■ What is expected:
Copy every line of the listing that holds the string "title".

■ Supplied material:
↓↓↓

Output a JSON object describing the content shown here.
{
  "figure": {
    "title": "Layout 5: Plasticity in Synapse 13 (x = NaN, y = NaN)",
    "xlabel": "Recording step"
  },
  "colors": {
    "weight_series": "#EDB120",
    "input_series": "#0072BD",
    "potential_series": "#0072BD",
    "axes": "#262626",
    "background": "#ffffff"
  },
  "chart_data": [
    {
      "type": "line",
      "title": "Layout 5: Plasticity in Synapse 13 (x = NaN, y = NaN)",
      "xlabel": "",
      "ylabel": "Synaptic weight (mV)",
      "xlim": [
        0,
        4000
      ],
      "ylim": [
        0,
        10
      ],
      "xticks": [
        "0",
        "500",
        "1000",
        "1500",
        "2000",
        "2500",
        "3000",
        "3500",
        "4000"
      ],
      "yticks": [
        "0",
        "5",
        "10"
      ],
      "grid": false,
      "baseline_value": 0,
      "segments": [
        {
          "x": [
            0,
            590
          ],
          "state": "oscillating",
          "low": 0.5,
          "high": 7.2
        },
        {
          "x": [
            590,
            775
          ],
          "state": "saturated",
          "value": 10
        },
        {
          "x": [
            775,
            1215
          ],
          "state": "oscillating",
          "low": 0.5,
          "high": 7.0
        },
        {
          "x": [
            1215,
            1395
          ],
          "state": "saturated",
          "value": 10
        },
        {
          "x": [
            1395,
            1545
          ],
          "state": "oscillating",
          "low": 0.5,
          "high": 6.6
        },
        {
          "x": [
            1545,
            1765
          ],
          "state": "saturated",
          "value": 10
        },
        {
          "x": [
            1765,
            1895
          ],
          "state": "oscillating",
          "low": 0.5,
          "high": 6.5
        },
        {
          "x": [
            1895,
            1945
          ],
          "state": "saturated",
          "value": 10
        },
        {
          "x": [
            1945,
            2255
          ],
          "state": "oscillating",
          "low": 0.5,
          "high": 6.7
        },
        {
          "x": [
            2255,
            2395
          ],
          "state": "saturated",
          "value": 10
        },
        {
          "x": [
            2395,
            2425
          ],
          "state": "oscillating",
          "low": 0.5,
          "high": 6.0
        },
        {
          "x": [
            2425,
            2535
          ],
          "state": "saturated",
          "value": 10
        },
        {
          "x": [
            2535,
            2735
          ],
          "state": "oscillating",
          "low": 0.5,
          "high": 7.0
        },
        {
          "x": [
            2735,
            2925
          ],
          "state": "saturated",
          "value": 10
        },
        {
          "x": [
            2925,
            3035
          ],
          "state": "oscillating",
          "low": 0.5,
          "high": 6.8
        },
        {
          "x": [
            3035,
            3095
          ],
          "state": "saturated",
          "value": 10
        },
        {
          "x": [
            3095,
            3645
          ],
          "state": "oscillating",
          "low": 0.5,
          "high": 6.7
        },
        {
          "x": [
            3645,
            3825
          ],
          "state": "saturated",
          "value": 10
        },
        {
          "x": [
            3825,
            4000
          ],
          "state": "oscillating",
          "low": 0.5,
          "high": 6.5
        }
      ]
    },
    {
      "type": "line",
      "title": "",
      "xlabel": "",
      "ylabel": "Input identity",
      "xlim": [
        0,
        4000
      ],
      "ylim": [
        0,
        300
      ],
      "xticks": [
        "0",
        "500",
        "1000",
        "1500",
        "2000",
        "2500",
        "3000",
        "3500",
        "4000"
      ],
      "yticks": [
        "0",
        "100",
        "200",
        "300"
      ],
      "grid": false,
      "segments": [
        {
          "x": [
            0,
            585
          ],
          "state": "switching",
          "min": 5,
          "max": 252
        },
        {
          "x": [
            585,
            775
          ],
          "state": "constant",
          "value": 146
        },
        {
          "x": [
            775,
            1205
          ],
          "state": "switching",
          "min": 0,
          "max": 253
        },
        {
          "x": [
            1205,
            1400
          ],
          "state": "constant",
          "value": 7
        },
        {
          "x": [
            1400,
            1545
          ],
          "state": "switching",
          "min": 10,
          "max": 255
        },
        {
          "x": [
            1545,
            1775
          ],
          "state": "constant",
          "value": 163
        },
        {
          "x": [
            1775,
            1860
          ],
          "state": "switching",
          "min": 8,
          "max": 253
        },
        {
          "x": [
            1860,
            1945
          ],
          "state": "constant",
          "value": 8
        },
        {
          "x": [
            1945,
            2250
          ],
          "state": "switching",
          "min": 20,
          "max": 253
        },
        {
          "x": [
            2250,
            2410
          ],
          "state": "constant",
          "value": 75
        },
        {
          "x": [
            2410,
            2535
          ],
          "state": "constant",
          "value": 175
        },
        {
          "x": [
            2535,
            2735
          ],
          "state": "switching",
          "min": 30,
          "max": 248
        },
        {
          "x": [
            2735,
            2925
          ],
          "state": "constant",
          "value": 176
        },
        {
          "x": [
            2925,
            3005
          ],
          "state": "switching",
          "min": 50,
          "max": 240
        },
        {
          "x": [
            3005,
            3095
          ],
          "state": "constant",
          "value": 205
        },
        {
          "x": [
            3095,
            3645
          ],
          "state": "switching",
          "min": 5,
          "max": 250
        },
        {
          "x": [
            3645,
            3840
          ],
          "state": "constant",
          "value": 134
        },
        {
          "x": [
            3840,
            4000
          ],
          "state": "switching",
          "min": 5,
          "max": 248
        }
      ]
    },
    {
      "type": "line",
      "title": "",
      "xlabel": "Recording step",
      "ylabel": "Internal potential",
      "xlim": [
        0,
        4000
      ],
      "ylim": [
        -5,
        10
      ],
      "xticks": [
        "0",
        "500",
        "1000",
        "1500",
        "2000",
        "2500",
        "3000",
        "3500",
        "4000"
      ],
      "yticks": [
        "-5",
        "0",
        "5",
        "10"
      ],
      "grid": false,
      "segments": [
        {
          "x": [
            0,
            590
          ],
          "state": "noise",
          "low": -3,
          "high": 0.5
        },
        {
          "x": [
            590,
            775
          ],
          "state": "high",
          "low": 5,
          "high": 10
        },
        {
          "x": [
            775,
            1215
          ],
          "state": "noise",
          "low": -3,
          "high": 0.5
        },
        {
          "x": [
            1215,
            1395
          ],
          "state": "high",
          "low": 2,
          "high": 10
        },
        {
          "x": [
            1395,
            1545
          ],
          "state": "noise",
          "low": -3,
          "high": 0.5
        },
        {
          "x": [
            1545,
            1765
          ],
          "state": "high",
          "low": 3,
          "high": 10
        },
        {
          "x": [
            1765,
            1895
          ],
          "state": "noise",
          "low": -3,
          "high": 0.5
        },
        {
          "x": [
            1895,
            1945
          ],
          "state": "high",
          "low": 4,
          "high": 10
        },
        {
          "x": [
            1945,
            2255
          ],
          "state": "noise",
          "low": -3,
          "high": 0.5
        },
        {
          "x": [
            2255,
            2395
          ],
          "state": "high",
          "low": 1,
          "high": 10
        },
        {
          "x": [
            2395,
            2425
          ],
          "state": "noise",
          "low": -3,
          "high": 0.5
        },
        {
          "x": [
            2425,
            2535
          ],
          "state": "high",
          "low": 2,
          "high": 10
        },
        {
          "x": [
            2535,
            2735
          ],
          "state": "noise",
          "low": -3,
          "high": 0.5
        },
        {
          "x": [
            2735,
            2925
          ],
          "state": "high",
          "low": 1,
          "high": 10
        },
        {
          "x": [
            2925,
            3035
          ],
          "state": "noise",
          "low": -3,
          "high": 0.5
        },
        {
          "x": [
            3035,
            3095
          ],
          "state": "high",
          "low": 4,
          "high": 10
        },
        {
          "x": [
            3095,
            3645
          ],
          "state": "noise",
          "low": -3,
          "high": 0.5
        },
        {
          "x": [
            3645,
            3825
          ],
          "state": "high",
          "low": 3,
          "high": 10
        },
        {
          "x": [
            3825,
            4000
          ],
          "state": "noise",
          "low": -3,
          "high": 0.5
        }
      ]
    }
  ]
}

↑↑↑

■ Task solution:
    "title": "Layout 5: Plasticity in Synapse 13 (x = NaN, y = NaN)",
      "title": "Layout 5: Plasticity in Synapse 13 (x = NaN, y = NaN)",
      "title": "",
      "title": "",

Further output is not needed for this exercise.